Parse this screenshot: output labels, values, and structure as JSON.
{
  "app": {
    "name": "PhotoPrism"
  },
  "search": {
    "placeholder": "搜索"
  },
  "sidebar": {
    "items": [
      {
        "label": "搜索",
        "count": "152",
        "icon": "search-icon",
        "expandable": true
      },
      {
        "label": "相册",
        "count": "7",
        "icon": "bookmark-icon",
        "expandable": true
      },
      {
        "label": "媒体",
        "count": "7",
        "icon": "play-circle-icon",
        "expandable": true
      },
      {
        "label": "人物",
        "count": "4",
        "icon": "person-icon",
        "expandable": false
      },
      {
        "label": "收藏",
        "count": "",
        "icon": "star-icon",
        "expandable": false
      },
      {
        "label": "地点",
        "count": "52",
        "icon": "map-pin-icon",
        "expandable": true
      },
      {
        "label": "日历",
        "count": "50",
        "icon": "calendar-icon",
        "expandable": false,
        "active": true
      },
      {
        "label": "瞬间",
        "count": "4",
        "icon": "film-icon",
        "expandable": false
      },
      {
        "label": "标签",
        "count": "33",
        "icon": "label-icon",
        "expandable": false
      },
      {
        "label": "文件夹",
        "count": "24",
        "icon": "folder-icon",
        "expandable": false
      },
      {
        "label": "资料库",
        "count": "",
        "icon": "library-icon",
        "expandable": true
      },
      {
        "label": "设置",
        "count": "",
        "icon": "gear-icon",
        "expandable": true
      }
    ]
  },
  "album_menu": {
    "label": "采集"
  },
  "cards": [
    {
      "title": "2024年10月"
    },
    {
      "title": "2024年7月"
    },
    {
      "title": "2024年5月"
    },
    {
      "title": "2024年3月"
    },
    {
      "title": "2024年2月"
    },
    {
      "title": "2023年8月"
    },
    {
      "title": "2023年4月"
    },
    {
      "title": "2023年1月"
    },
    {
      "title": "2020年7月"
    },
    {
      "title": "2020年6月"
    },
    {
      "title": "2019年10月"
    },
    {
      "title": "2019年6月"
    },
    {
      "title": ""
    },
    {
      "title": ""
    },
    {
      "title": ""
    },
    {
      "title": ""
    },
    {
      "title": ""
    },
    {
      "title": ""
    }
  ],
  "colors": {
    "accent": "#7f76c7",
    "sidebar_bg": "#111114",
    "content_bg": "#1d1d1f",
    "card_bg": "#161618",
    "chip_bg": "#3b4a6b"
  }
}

• _Do this_:
Show, from the material above, each line that includes the string "icon".

• _Output for this task_:
        "icon": "search-icon",
        "icon": "bookmark-icon",
        "icon": "play-circle-icon",
        "icon": "person-icon",
        "icon": "star-icon",
        "icon": "map-pin-icon",
        "icon": "calendar-icon",
        "icon": "film-icon",
        "icon": "label-icon",
        "icon": "folder-icon",
        "icon": "library-icon",
        "icon": "gear-icon",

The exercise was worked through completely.